• [Direction]:
Please format every line of the data below as a JSON list of strings, one string per line, and leave out the blank lines.

• [Input rows]:
****

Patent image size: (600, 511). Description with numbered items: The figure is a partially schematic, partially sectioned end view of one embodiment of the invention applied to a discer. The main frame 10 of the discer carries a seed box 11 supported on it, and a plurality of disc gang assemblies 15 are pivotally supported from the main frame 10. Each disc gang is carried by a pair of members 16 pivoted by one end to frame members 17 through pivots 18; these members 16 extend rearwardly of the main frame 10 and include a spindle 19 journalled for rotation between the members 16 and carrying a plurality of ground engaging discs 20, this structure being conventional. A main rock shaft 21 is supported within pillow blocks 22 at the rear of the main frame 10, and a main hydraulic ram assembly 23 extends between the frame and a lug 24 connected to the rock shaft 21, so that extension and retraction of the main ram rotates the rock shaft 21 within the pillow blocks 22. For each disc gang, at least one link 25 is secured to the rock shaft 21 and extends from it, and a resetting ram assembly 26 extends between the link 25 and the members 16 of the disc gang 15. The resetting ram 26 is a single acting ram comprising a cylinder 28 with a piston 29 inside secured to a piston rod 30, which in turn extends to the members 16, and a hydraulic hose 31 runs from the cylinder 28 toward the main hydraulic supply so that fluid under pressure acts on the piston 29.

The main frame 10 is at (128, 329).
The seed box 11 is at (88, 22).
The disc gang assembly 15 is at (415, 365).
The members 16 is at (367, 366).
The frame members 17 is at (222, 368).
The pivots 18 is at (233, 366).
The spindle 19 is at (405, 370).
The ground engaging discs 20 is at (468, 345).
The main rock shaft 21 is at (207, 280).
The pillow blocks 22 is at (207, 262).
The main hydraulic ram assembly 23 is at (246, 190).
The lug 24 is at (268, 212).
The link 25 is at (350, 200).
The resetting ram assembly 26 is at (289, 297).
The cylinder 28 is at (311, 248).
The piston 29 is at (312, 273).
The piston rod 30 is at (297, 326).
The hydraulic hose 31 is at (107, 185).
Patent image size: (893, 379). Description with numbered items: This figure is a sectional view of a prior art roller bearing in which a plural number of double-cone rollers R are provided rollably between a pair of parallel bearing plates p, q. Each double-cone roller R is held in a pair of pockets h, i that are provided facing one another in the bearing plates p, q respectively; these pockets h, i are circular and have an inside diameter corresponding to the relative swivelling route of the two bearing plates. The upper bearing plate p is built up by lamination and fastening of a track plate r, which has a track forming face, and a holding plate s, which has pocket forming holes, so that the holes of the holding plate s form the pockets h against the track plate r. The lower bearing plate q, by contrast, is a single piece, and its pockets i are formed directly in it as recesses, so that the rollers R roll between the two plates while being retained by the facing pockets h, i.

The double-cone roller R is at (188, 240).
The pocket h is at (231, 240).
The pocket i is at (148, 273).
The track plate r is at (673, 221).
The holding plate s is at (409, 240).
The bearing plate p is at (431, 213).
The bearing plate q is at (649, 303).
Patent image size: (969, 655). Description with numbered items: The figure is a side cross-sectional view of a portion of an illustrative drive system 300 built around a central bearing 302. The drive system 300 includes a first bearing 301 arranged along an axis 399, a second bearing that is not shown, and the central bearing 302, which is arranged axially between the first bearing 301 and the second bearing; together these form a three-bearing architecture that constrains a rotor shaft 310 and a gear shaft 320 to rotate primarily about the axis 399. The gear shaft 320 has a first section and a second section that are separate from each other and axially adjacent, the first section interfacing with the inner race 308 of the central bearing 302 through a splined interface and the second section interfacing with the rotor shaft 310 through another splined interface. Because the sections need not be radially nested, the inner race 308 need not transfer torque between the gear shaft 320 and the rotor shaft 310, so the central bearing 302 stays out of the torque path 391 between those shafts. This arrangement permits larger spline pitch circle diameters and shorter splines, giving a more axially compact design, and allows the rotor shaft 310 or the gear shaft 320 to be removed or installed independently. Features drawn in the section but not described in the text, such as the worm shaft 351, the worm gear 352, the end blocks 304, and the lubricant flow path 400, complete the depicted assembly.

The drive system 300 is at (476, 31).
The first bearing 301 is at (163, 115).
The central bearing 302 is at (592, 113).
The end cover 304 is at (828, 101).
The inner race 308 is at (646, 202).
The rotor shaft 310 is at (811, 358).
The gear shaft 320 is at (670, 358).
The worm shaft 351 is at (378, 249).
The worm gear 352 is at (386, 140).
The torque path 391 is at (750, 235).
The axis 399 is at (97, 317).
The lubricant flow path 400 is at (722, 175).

****

• [Exercise answer]:
[
  "Patent image size: (600, 511). Description with numbered items: The figure is a partially schematic, partially sectioned end view of one embodiment of the invention applied to a discer. The main frame 10 of the discer carries a seed box 11 supported on it, and a plurality of disc gang assemblies 15 are pivotally supported from the main frame 10. Each disc gang is carried by a pair of members 16 pivoted by one end to frame members 17 through pivots 18; these members 16 extend rearwardly of the main frame 10 and include a spindle 19 journalled for rotation between the members 16 and carrying a plurality of ground engaging discs 20, this structure being conventional. A main rock shaft 21 is supported within pillow blocks 22 at the rear of the main frame 10, and a main hydraulic ram assembly 23 extends between the frame and a lug 24 connected to the rock shaft 21, so that extension and retraction of the main ram rotates the rock shaft 21 within the pillow blocks 22. For each disc gang, at least one link 25 is secured to the rock shaft 21 and extends from it, and a resetting ram assembly 26 extends between the link 25 and the members 16 of the disc gang 15. The resetting ram 26 is a single acting ram comprising a cylinder 28 with a piston 29 inside secured to a piston rod 30, which in turn extends to the members 16, and a hydraulic hose 31 runs from the cylinder 28 toward the main hydraulic supply so that fluid under pressure acts on the piston 29.",
  "The main frame 10 is at (128, 329).",
  "The seed box 11 is at (88, 22).",
  "The disc gang assembly 15 is at (415, 365).",
  "The members 16 is at (367, 366).",
  "The frame members 17 is at (222, 368).",
  "The pivots 18 is at (233, 366).",
  "The spindle 19 is at (405, 370).",
  "The ground engaging discs 20 is at (468, 345).",
  "The main rock shaft 21 is at (207, 280).",
  "The pillow blocks 22 is at (207, 262).",
  "The main hydraulic ram assembly 23 is at (246, 190).",
  "The lug 24 is at (268, 212).",
  "The link 25 is at (350, 200).",
  "The resetting ram assembly 26 is at (289, 297).",
  "The cylinder 28 is at (311, 248).",
  "The piston 29 is at (312, 273).",
  "The piston rod 30 is at (297, 326).",
  "The hydraulic hose 31 is at (107, 185).",
  "Patent image size: (893, 379). Description with numbered items: This figure is a sectional view of a prior art roller bearing in which a plural number of double-cone rollers R are provided rollably between a pair of parallel bearing plates p, q. Each double-cone roller R is held in a pair of pockets h, i that are provided facing one another in the bearing plates p, q respectively; these pockets h, i are circular and have an inside diameter corresponding to the relative swivelling route of the two bearing plates. The upper bearing plate p is built up by lamination and fastening of a track plate r, which has a track forming face, and a holding plate s, which has pocket forming holes, so that the holes of the holding plate s form the pockets h against the track plate r. The lower bearing plate q, by contrast, is a single piece, and its pockets i are formed directly in it as recesses, so that the rollers R roll between the two plates while being retained by the facing pockets h, i.",
  "The double-cone roller R is at (188, 240).",
  "The pocket h is at (231, 240).",
  "The pocket i is at (148, 273).",
  "The track plate r is at (673, 221).",
  "The holding plate s is at (409, 240).",
  "The bearing plate p is at (431, 213).",
  "The bearing plate q is at (649, 303).",
  "Patent image size: (969, 655). Description with numbered items: The figure is a side cross-sectional view of a portion of an illustrative drive system 300 built around a central bearing 302. The drive system 300 includes a first bearing 301 arranged along an axis 399, a second bearing that is not shown, and the central bearing 302, which is arranged axially between the first bearing 301 and the second bearing; together these form a three-bearing architecture that constrains a rotor shaft 310 and a gear shaft 320 to rotate primarily about the axis 399. The gear shaft 320 has a first section and a second section that are separate from each other and axially adjacent, the first section interfacing with the inner race 308 of the central bearing 302 through a splined interface and the second section interfacing with the rotor shaft 310 through another splined interface. Because the sections need not be radially nested, the inner race 308 need not transfer torque between the gear shaft 320 and the rotor shaft 310, so the central bearing 302 stays out of the torque path 391 between those shafts. This arrangement permits larger spline pitch circle diameters and shorter splines, giving a more axially compact design, and allows the rotor shaft 310 or the gear shaft 320 to be removed or installed independently. Features drawn in the section but not described in the text, such as the worm shaft 351, the worm gear 352, the end blocks 304, and the lubricant flow path 400, complete the depicted assembly.",
  "The drive system 300 is at (476, 31).",
  "The first bearing 301 is at (163, 115).",
  "The central bearing 302 is at (592, 113).",
  "The end cover 304 is at (828, 101).",
  "The inner race 308 is at (646, 202).",
  "The rotor shaft 310 is at (811, 358).",
  "The gear shaft 320 is at (670, 358).",
  "The worm shaft 351 is at (378, 249).",
  "The worm gear 352 is at (386, 140).",
  "The torque path 391 is at (750, 235).",
  "The axis 399 is at (97, 317).",
  "The lubricant flow path 400 is at (722, 175)."
]